Set down each line of the data below exactly as it stands, dropping the pictures.

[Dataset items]
§ §
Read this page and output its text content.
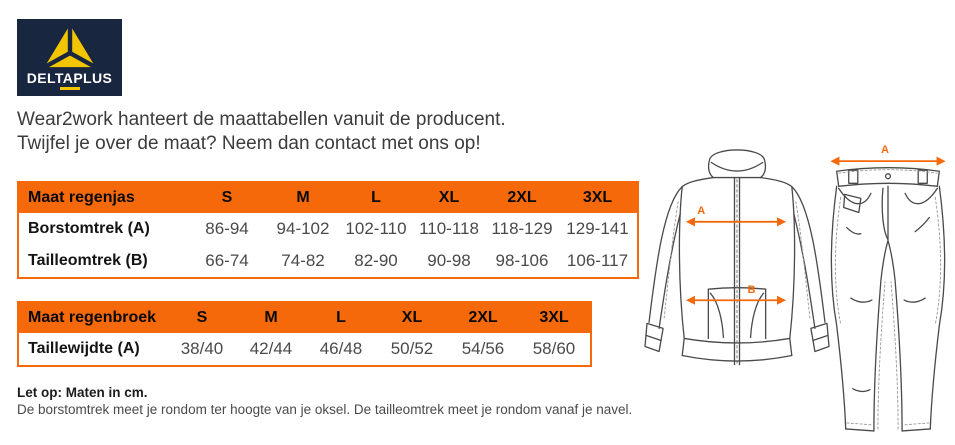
DELTAPLUS
Wear2work hanteert de maattabellen vanuit de producent.
Twijfel je over de maat? Neem dan contact met ons op!
Maat regenjas	S	M	L	XL	2XL	3XL
Borstomtrek (A)	86-94	94-102	102-110	110-118	118-129	129-141
Tailleomtrek (B)	66-74	74-82	82-90	90-98	98-106	106-117
Maat regenbroek	S	M	L	XL	2XL	3XL
Taillewijdte (A)	38/40	42/44	46/48	50/52	54/56	58/60
Let op: Maten in cm.
De borstomtrek meet je rondom ter hoogte van je oksel. De tailleomtrek meet je rondom vanaf je navel.
A
B
A
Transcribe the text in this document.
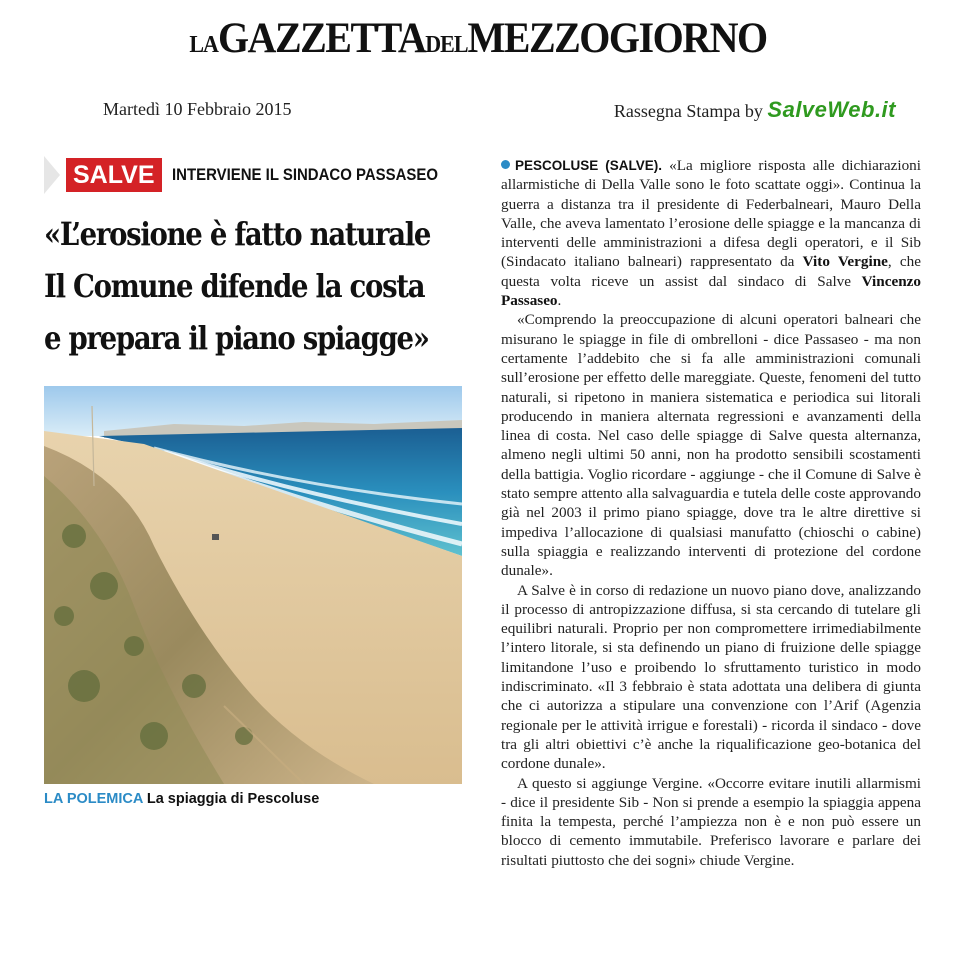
LAGAZZETTADELMEZZOGIORNO
Martedì 10 Febbraio 2015	Rassegna Stampa by SalveWeb.it
SALVE	INTERVIENE IL SINDACO PASSASEO
«L’erosione è fatto naturale
Il Comune difende la costa
e prepara il piano spiagge»
LA POLEMICA La spiaggia di Pescoluse

PESCOLUSE (SALVE). «La migliore risposta alle dichiarazioni allarmistiche di Della Valle sono le foto scattate oggi». Continua la guerra a distanza tra il presidente di Federbalneari, Mauro Della Valle, che aveva lamentato l’erosione delle spiagge e la mancanza di interventi delle amministrazioni a difesa degli operatori, e il Sib (Sindacato italiano balneari) rappresentato da Vito Vergine, che questa volta riceve un assist dal sindaco di Salve Vincenzo Passaseo.

«Comprendo la preoccupazione di alcuni operatori balneari che misurano le spiagge in file di ombrelloni - dice Passaseo - ma non certamente l’addebito che si fa alle amministrazioni comunali sull’erosione per effetto delle mareggiate. Queste, fenomeni del tutto naturali, si ripetono in maniera sistematica e periodica sui litorali producendo in maniera alternata regressioni e avanzamenti della linea di costa. Nel caso delle spiagge di Salve questa alternanza, almeno negli ultimi 50 anni, non ha prodotto sensibili scostamenti della battigia. Voglio ricordare - aggiunge - che il Comune di Salve è stato sempre attento alla salvaguardia e tutela delle coste approvando già nel 2003 il primo piano spiagge, dove tra le altre direttive si impediva l’allocazione di qualsiasi manufatto (chioschi o cabine) sulla spiaggia e realizzando interventi di protezione del cordone dunale».

A Salve è in corso di redazione un nuovo piano dove, analizzando il processo di antropizzazione diffusa, si sta cercando di tutelare gli equilibri naturali. Proprio per non compromettere irrimediabilmente l’intero litorale, si sta definendo un piano di fruizione delle spiagge limitandone l’uso e proibendo lo sfruttamento turistico in modo indiscriminato. «Il 3 febbraio è stata adottata una delibera di giunta che ci autorizza a stipulare una convenzione con l’Arif (Agenzia regionale per le attività irrigue e forestali) - ricorda il sindaco - dove tra gli altri obiettivi c’è anche la riqualificazione geo-botanica del cordone dunale».

A questo si aggiunge Vergine. «Occorre evitare inutili allarmismi - dice il presidente Sib - Non si prende a esempio la spiaggia appena finita la tempesta, perché l’ampiezza non è e non può essere un blocco di cemento immutabile. Preferisco lavorare e parlare dei risultati piuttosto che dei sogni» chiude Vergine.
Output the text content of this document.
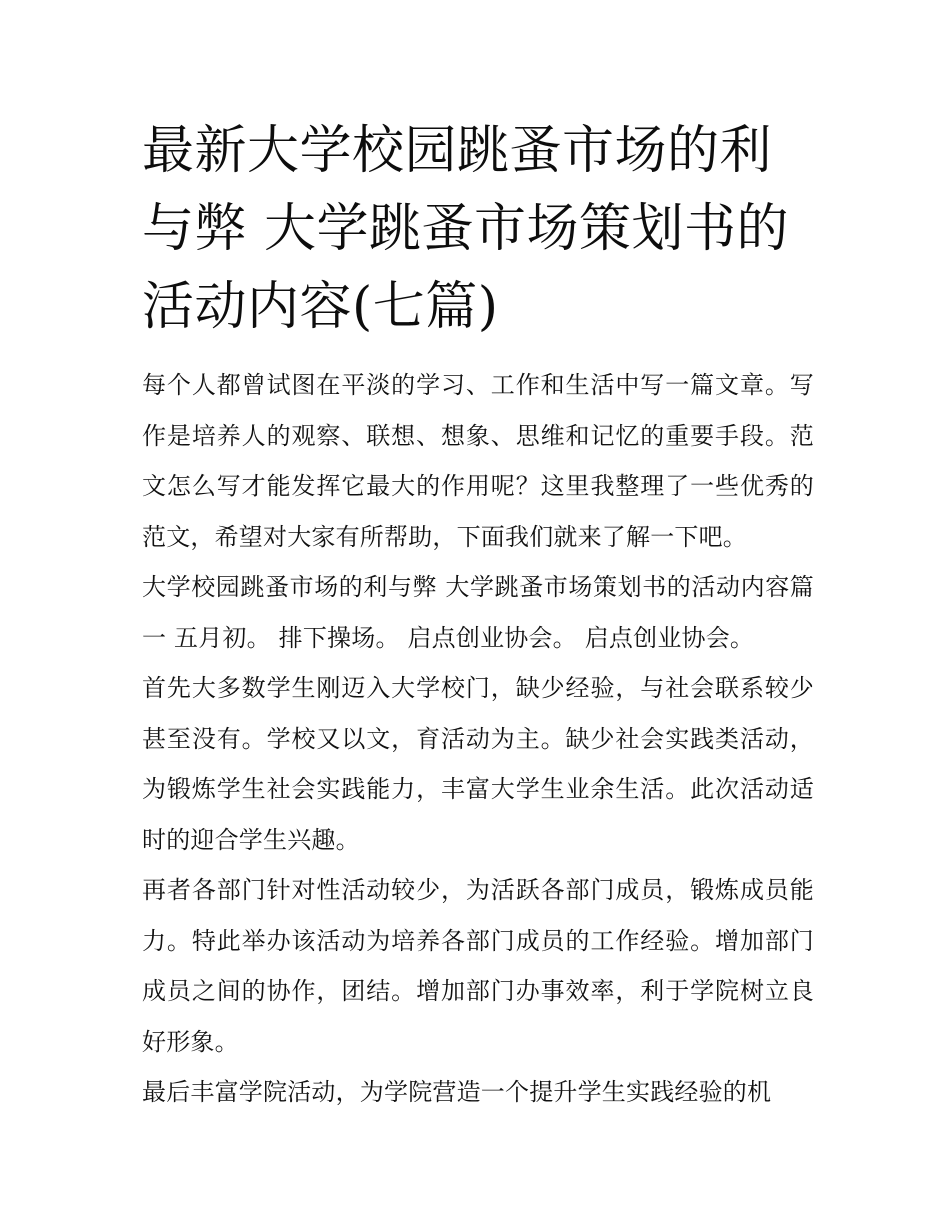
最新大学校园跳蚤市场的利与弊 大学跳蚤市场策划书的活动内容(七篇)

每个人都曾试图在平淡的学习、工作和生活中写一篇文章。写作是培养人的观察、联想、想象、思维和记忆的重要手段。范文怎么写才能发挥它最大的作用呢？这里我整理了一些优秀的范文，希望对大家有所帮助，下面我们就来了解一下吧。

大学校园跳蚤市场的利与弊 大学跳蚤市场策划书的活动内容篇一 五月初。 排下操场。 启点创业协会。 启点创业协会。

首先大多数学生刚迈入大学校门，缺少经验，与社会联系较少甚至没有。学校又以文，育活动为主。缺少社会实践类活动，为锻炼学生社会实践能力，丰富大学生业余生活。此次活动适时的迎合学生兴趣。

再者各部门针对性活动较少，为活跃各部门成员，锻炼成员能力。特此举办该活动为培养各部门成员的工作经验。增加部门成员之间的协作，团结。增加部门办事效率，利于学院树立良好形象。

最后丰富学院活动，为学院营造一个提升学生实践经验的机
§ §
» **EXPECTED OUTPUT**:
Read this page and output its text content.
DELTAPLUS
Wear2work hanteert de maattabellen vanuit de producent.
Twijfel je over de maat? Neem dan contact met ons op!
Maat regenjas	S	M	L	XL	2XL	3XL
Borstomtrek (A)	86-94	94-102	102-110	110-118	118-129	129-141
Tailleomtrek (B)	66-74	74-82	82-90	90-98	98-106	106-117
Maat regenbroek	S	M	L	XL	2XL	3XL
Taillewijdte (A)	38/40	42/44	46/48	50/52	54/56	58/60
Let op: Maten in cm.
De borstomtrek meet je rondom ter hoogte van je oksel. De tailleomtrek meet je rondom vanaf je navel.
A
B
A
Transcribe the text in this document.
LAGAZZETTADELMEZZOGIORNO
Martedì 10 Febbraio 2015	Rassegna Stampa by SalveWeb.it
SALVE	INTERVIENE IL SINDACO PASSASEO
«L’erosione è fatto naturale
Il Comune difende la costa
e prepara il piano spiagge»
LA POLEMICA La spiaggia di Pescoluse

PESCOLUSE (SALVE). «La migliore risposta alle dichiarazioni allarmistiche di Della Valle sono le foto scattate oggi». Continua la guerra a distanza tra il presidente di Federbalneari, Mauro Della Valle, che aveva lamentato l’erosione delle spiagge e la mancanza di interventi delle amministrazioni a difesa degli operatori, e il Sib (Sindacato italiano balneari) rappresentato da Vito Vergine, che questa volta riceve un assist dal sindaco di Salve Vincenzo Passaseo.

«Comprendo la preoccupazione di alcuni operatori balneari che misurano le spiagge in file di ombrelloni - dice Passaseo - ma non certamente l’addebito che si fa alle amministrazioni comunali sull’erosione per effetto delle mareggiate. Queste, fenomeni del tutto naturali, si ripetono in maniera sistematica e periodica sui litorali producendo in maniera alternata regressioni e avanzamenti della linea di costa. Nel caso delle spiagge di Salve questa alternanza, almeno negli ultimi 50 anni, non ha prodotto sensibili scostamenti della battigia. Voglio ricordare - aggiunge - che il Comune di Salve è stato sempre attento alla salvaguardia e tutela delle coste approvando già nel 2003 il primo piano spiagge, dove tra le altre direttive si impediva l’allocazione di qualsiasi manufatto (chioschi o cabine) sulla spiaggia e realizzando interventi di protezione del cordone dunale».

A Salve è in corso di redazione un nuovo piano dove, analizzando il processo di antropizzazione diffusa, si sta cercando di tutelare gli equilibri naturali. Proprio per non compromettere irrimediabilmente l’intero litorale, si sta definendo un piano di fruizione delle spiagge limitandone l’uso e proibendo lo sfruttamento turistico in modo indiscriminato. «Il 3 febbraio è stata adottata una delibera di giunta che ci autorizza a stipulare una convenzione con l’Arif (Agenzia regionale per le attività irrigue e forestali) - ricorda il sindaco - dove tra gli altri obiettivi c’è anche la riqualificazione geo-botanica del cordone dunale».

A questo si aggiunge Vergine. «Occorre evitare inutili allarmismi - dice il presidente Sib - Non si prende a esempio la spiaggia appena finita la tempesta, perché l’ampiezza non è e non può essere un blocco di cemento immutabile. Preferisco lavorare e parlare dei risultati piuttosto che dei sogni» chiude Vergine.
Output the text content of this document.
最新大学校园跳蚤市场的利与弊 大学跳蚤市场策划书的活动内容(七篇)

每个人都曾试图在平淡的学习、工作和生活中写一篇文章。写作是培养人的观察、联想、想象、思维和记忆的重要手段。范文怎么写才能发挥它最大的作用呢？这里我整理了一些优秀的范文，希望对大家有所帮助，下面我们就来了解一下吧。

大学校园跳蚤市场的利与弊 大学跳蚤市场策划书的活动内容篇一 五月初。 排下操场。 启点创业协会。 启点创业协会。

首先大多数学生刚迈入大学校门，缺少经验，与社会联系较少甚至没有。学校又以文，育活动为主。缺少社会实践类活动，为锻炼学生社会实践能力，丰富大学生业余生活。此次活动适时的迎合学生兴趣。

再者各部门针对性活动较少，为活跃各部门成员，锻炼成员能力。特此举办该活动为培养各部门成员的工作经验。增加部门成员之间的协作，团结。增加部门办事效率，利于学院树立良好形象。

最后丰富学院活动，为学院营造一个提升学生实践经验的机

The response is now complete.